(TO BE DONE)
Tally the lines that contain the string "Quotient" and state that total without comment.
— start DATA SHOWN —
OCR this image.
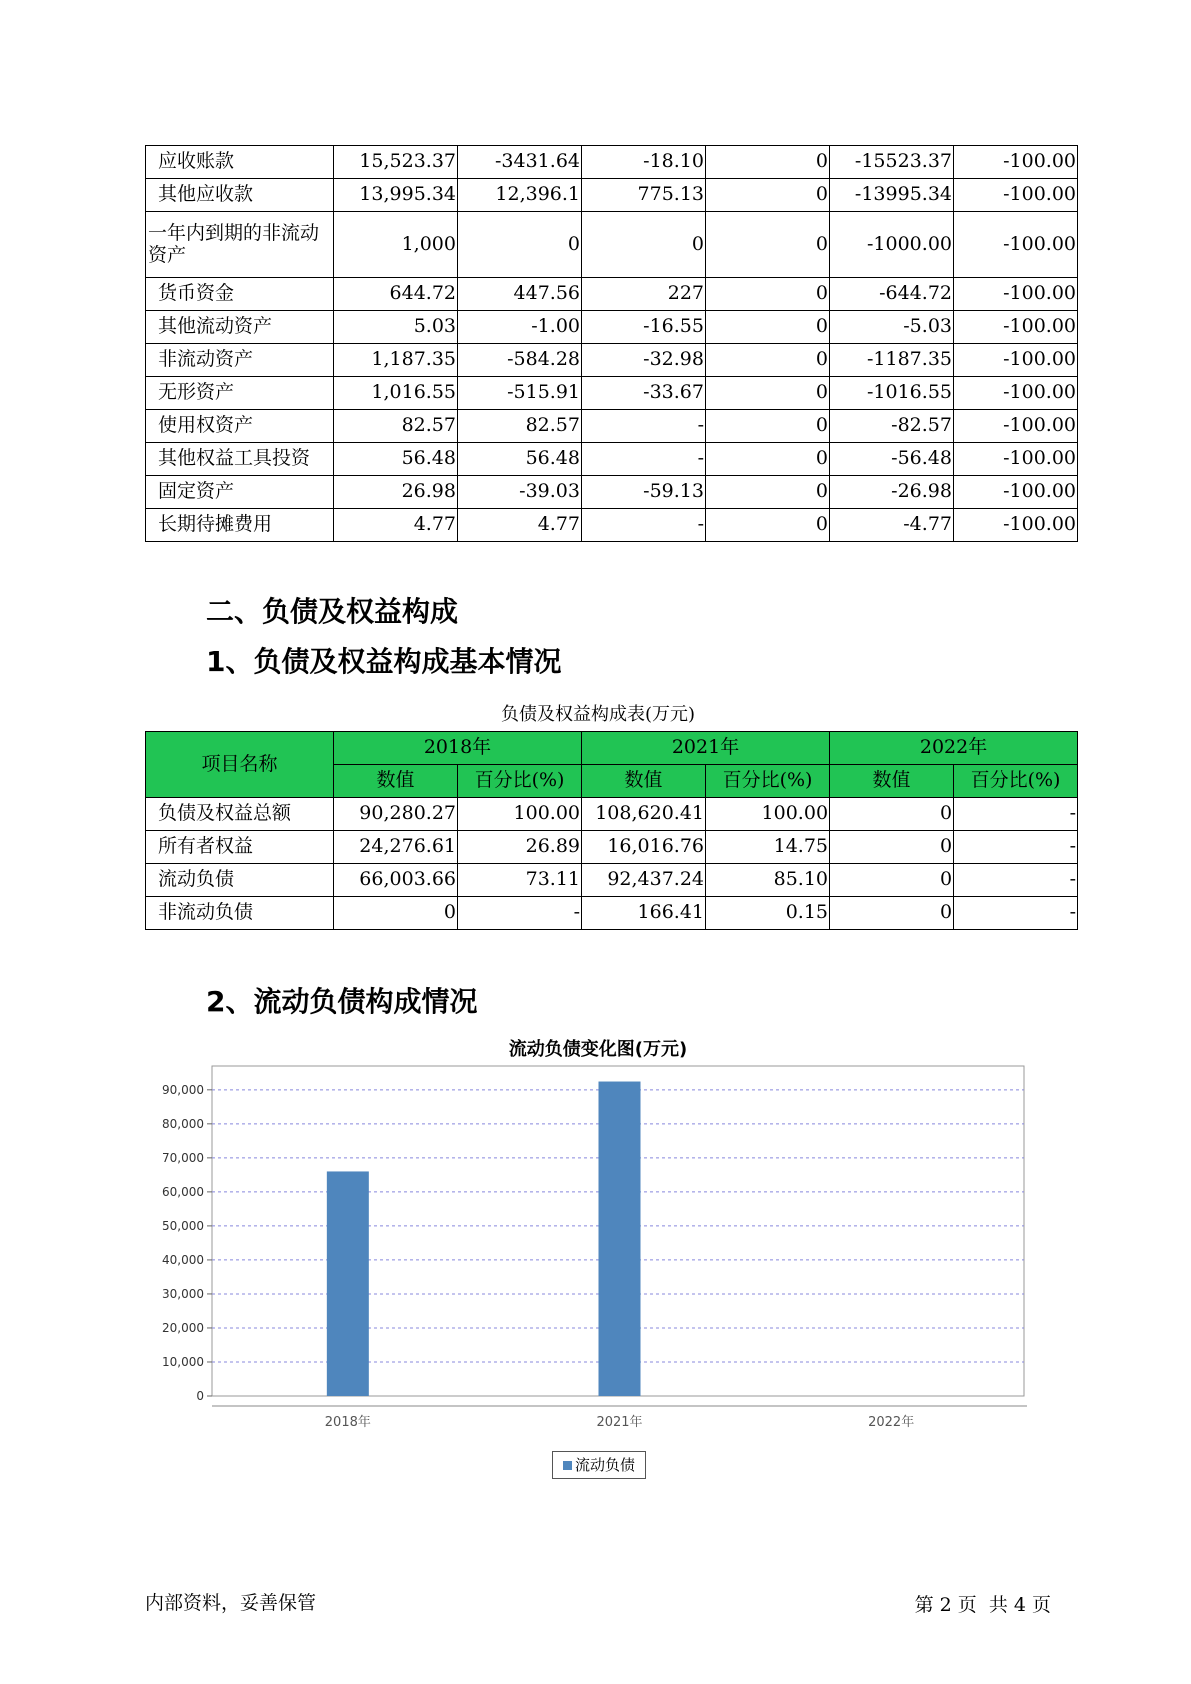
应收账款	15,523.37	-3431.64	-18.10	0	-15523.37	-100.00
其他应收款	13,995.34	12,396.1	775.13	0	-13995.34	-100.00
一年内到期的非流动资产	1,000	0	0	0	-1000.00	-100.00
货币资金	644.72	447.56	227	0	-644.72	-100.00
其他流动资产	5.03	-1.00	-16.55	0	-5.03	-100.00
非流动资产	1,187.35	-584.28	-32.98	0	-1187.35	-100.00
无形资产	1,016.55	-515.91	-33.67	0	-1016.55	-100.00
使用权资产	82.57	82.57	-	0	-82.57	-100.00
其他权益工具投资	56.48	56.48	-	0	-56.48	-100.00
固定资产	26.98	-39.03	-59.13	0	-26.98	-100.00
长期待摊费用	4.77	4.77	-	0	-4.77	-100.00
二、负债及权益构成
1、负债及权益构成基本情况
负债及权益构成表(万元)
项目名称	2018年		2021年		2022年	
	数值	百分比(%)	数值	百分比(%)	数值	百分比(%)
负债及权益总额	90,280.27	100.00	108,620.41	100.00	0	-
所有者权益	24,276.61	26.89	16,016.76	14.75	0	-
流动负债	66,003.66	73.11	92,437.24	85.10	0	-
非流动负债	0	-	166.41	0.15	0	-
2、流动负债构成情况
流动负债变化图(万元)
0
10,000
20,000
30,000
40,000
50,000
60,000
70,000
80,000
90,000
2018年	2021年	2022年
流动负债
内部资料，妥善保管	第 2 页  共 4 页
— end DATA SHOWN —
— start DATA SHOWN —
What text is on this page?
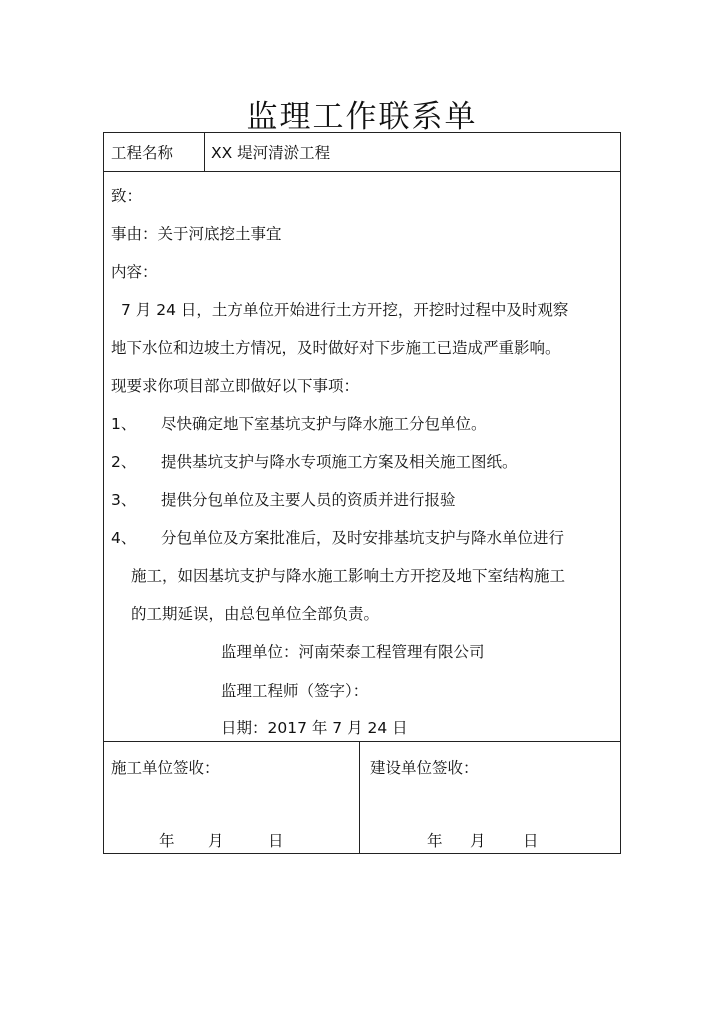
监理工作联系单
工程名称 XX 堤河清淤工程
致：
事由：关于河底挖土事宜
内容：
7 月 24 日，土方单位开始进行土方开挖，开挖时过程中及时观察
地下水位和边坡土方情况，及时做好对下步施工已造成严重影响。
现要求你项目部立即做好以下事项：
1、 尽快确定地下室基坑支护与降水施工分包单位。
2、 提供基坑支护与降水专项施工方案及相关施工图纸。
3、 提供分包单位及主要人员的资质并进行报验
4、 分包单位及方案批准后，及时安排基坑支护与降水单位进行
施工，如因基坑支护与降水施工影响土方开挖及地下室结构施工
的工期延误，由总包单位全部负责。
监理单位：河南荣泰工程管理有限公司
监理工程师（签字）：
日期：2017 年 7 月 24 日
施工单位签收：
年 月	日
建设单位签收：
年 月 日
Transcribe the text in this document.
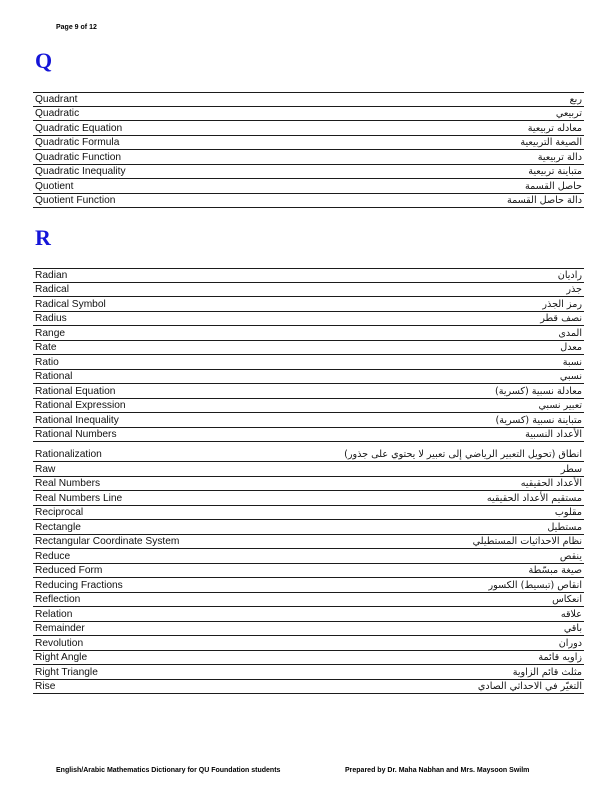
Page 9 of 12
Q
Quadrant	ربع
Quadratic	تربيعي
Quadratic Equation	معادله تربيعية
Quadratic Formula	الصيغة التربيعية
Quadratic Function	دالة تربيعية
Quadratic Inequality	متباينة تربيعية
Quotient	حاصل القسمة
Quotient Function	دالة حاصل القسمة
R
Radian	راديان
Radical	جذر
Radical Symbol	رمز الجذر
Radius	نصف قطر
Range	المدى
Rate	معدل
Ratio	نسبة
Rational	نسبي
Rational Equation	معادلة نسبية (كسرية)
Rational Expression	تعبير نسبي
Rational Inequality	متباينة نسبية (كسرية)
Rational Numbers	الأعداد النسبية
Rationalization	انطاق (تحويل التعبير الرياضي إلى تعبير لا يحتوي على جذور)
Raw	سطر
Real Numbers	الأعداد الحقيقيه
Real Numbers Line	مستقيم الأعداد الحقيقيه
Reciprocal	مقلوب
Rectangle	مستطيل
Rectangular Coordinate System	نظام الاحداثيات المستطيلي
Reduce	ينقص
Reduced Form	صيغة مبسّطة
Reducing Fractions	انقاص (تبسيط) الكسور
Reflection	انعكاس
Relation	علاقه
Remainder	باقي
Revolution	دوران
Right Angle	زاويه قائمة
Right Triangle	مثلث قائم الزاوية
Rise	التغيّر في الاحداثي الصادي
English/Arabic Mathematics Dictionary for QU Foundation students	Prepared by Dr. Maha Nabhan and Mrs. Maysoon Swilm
— end DATA SHOWN —
(WORKED ANSWER)
2